To be done: Copy out every line exactly as given.

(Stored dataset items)
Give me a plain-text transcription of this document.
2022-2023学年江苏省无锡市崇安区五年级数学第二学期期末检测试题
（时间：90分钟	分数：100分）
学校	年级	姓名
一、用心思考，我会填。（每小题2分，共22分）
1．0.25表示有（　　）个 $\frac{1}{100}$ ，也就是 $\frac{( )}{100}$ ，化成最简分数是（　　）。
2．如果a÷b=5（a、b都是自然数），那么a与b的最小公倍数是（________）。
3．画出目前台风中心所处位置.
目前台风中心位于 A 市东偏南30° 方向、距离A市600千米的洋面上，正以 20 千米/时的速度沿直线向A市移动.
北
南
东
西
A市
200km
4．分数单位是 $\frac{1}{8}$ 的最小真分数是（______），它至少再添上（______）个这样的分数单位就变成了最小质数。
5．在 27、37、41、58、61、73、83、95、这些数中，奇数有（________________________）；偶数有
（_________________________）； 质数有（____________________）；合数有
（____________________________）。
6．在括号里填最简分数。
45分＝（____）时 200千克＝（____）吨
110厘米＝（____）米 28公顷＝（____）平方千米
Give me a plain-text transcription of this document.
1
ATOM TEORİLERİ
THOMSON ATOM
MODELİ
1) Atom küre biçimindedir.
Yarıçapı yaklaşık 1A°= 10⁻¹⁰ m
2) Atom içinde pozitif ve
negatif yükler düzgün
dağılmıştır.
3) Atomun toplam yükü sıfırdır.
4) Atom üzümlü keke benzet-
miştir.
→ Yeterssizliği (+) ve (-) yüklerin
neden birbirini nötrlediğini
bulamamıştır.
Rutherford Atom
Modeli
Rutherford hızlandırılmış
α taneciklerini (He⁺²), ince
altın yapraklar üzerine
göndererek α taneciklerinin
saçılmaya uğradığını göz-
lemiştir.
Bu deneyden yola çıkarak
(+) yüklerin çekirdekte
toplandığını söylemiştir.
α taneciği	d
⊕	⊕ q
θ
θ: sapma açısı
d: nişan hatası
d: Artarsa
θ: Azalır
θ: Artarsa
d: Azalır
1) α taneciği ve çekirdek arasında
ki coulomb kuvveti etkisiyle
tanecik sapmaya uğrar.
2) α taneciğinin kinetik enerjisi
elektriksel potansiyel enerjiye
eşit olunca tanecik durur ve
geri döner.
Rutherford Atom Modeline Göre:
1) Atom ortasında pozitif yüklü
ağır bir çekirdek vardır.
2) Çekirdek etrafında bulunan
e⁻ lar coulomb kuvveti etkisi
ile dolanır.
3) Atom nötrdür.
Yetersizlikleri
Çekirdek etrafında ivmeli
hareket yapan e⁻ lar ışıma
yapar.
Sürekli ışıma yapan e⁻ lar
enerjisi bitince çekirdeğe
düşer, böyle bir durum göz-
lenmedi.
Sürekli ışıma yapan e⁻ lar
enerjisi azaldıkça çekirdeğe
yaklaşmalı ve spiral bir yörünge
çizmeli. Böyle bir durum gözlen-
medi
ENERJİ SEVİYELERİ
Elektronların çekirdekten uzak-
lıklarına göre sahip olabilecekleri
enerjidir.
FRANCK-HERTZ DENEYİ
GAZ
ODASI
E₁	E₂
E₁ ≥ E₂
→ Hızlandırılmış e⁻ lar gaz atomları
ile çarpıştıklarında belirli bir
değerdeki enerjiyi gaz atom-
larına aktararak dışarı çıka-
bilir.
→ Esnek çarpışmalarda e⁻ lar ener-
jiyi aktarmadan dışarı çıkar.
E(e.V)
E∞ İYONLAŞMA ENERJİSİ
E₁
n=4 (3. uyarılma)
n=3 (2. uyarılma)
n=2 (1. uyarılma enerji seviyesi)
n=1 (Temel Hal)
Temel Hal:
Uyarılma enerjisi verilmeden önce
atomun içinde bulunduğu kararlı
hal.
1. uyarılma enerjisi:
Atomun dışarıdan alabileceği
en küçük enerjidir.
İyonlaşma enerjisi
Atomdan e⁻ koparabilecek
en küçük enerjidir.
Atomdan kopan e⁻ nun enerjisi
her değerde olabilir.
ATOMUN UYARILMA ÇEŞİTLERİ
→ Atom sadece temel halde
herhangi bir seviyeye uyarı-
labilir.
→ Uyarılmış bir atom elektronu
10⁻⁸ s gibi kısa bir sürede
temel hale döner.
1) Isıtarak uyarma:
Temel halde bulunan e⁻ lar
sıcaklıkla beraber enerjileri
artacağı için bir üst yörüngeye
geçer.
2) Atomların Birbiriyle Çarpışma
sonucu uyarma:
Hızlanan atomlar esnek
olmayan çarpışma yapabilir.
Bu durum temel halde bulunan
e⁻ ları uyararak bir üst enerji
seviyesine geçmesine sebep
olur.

Answer for this exercise:
Give me a plain-text transcription of this document.
2022-2023学年江苏省无锡市崇安区五年级数学第二学期期末检测试题
（时间：90分钟	分数：100分）
学校	年级	姓名
一、用心思考，我会填。（每小题2分，共22分）
1．0.25表示有（　　）个 $\frac{1}{100}$ ，也就是 $\frac{( )}{100}$ ，化成最简分数是（　　）。
2．如果a÷b=5（a、b都是自然数），那么a与b的最小公倍数是（________）。
3．画出目前台风中心所处位置.
目前台风中心位于 A 市东偏南30° 方向、距离A市600千米的洋面上，正以 20 千米/时的速度沿直线向A市移动.
北
南
东
西
A市
200km
4．分数单位是 $\frac{1}{8}$ 的最小真分数是（______），它至少再添上（______）个这样的分数单位就变成了最小质数。
5．在 27、37、41、58、61、73、83、95、这些数中，奇数有（________________________）；偶数有
（_________________________）； 质数有（____________________）；合数有
（____________________________）。
6．在括号里填最简分数。
45分＝（____）时 200千克＝（____）吨
110厘米＝（____）米 28公顷＝（____）平方千米
Give me a plain-text transcription of this document.
1
ATOM TEORİLERİ
THOMSON ATOM
MODELİ
1) Atom küre biçimindedir.
Yarıçapı yaklaşık 1A°= 10⁻¹⁰ m
2) Atom içinde pozitif ve
negatif yükler düzgün
dağılmıştır.
3) Atomun toplam yükü sıfırdır.
4) Atom üzümlü keke benzet-
miştir.
→ Yeterssizliği (+) ve (-) yüklerin
neden birbirini nötrlediğini
bulamamıştır.
Rutherford Atom
Modeli
Rutherford hızlandırılmış
α taneciklerini (He⁺²), ince
altın yapraklar üzerine
göndererek α taneciklerinin
saçılmaya uğradığını göz-
lemiştir.
Bu deneyden yola çıkarak
(+) yüklerin çekirdekte
toplandığını söylemiştir.
α taneciği	d
⊕	⊕ q
θ
θ: sapma açısı
d: nişan hatası
d: Artarsa
θ: Azalır
θ: Artarsa
d: Azalır
1) α taneciği ve çekirdek arasında
ki coulomb kuvveti etkisiyle
tanecik sapmaya uğrar.
2) α taneciğinin kinetik enerjisi
elektriksel potansiyel enerjiye
eşit olunca tanecik durur ve
geri döner.
Rutherford Atom Modeline Göre:
1) Atom ortasında pozitif yüklü
ağır bir çekirdek vardır.
2) Çekirdek etrafında bulunan
e⁻ lar coulomb kuvveti etkisi
ile dolanır.
3) Atom nötrdür.
Yetersizlikleri
Çekirdek etrafında ivmeli
hareket yapan e⁻ lar ışıma
yapar.
Sürekli ışıma yapan e⁻ lar
enerjisi bitince çekirdeğe
düşer, böyle bir durum göz-
lenmedi.
Sürekli ışıma yapan e⁻ lar
enerjisi azaldıkça çekirdeğe
yaklaşmalı ve spiral bir yörünge
çizmeli. Böyle bir durum gözlen-
medi
ENERJİ SEVİYELERİ
Elektronların çekirdekten uzak-
lıklarına göre sahip olabilecekleri
enerjidir.
FRANCK-HERTZ DENEYİ
GAZ
ODASI
E₁	E₂
E₁ ≥ E₂
→ Hızlandırılmış e⁻ lar gaz atomları
ile çarpıştıklarında belirli bir
değerdeki enerjiyi gaz atom-
larına aktararak dışarı çıka-
bilir.
→ Esnek çarpışmalarda e⁻ lar ener-
jiyi aktarmadan dışarı çıkar.
E(e.V)
E∞ İYONLAŞMA ENERJİSİ
E₁
n=4 (3. uyarılma)
n=3 (2. uyarılma)
n=2 (1. uyarılma enerji seviyesi)
n=1 (Temel Hal)
Temel Hal:
Uyarılma enerjisi verilmeden önce
atomun içinde bulunduğu kararlı
hal.
1. uyarılma enerjisi:
Atomun dışarıdan alabileceği
en küçük enerjidir.
İyonlaşma enerjisi
Atomdan e⁻ koparabilecek
en küçük enerjidir.
Atomdan kopan e⁻ nun enerjisi
her değerde olabilir.
ATOMUN UYARILMA ÇEŞİTLERİ
→ Atom sadece temel halde
herhangi bir seviyeye uyarı-
labilir.
→ Uyarılmış bir atom elektronu
10⁻⁸ s gibi kısa bir sürede
temel hale döner.
1) Isıtarak uyarma:
Temel halde bulunan e⁻ lar
sıcaklıkla beraber enerjileri
artacağı için bir üst yörüngeye
geçer.
2) Atomların Birbiriyle Çarpışma
sonucu uyarma:
Hızlanan atomlar esnek
olmayan çarpışma yapabilir.
Bu durum temel halde bulunan
e⁻ ları uyararak bir üst enerji
seviyesine geçmesine sebep
olur.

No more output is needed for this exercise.